## start

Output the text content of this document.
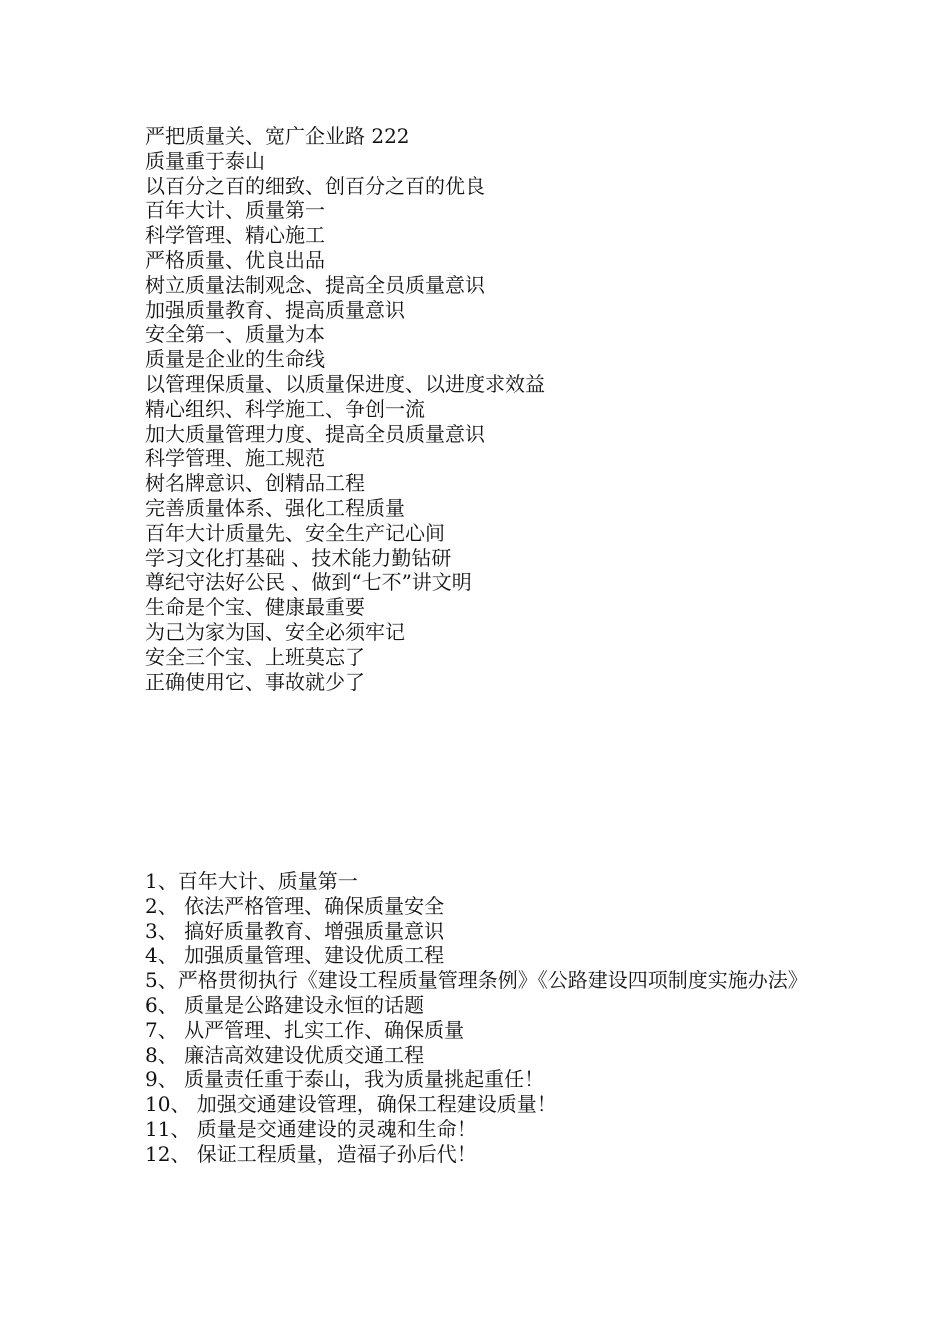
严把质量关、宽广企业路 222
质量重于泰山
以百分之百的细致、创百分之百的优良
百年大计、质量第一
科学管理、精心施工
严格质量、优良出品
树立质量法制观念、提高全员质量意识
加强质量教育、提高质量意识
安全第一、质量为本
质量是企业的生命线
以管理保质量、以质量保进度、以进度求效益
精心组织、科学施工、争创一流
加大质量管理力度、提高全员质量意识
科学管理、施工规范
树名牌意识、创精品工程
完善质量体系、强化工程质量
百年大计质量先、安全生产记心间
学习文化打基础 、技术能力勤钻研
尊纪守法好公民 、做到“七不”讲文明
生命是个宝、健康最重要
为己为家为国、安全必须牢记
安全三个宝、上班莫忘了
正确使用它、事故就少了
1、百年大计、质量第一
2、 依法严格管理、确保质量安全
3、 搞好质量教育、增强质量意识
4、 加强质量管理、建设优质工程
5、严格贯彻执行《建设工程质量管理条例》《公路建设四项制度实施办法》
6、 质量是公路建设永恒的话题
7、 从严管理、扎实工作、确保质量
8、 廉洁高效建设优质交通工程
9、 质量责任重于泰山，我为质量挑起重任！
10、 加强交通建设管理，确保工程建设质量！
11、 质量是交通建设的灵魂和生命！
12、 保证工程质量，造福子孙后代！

## end
## start

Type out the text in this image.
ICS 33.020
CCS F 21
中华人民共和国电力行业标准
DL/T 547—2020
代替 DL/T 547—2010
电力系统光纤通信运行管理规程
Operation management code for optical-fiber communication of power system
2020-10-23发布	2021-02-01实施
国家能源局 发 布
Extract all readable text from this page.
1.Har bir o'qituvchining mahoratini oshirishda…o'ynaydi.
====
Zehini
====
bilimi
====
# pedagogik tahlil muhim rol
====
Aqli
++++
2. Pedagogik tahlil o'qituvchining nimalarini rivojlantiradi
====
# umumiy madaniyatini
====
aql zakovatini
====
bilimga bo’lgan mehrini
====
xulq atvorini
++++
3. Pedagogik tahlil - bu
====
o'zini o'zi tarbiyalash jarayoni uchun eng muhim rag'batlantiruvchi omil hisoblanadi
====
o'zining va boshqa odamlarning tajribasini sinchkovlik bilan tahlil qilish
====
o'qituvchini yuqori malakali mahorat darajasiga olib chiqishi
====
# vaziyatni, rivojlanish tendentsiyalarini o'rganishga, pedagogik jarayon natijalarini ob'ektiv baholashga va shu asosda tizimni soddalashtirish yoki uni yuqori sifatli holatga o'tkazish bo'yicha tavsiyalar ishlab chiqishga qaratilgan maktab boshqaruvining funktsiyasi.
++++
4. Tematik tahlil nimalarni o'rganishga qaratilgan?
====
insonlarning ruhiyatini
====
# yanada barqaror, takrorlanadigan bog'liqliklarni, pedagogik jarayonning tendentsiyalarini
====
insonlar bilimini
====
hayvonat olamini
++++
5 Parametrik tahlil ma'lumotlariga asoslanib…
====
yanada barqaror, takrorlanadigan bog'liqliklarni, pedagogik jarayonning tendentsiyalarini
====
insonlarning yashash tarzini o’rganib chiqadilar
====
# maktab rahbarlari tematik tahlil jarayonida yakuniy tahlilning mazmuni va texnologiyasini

## end

**Exercise objective**. Scan the material above. Return every line containing the string "jarayonning".

**Expected answer**.
# yanada barqaror, takrorlanadigan bog'liqliklarni, pedagogik jarayonning tendentsiyalarini
yanada barqaror, takrorlanadigan bog'liqliklarni, pedagogik jarayonning tendentsiyalarini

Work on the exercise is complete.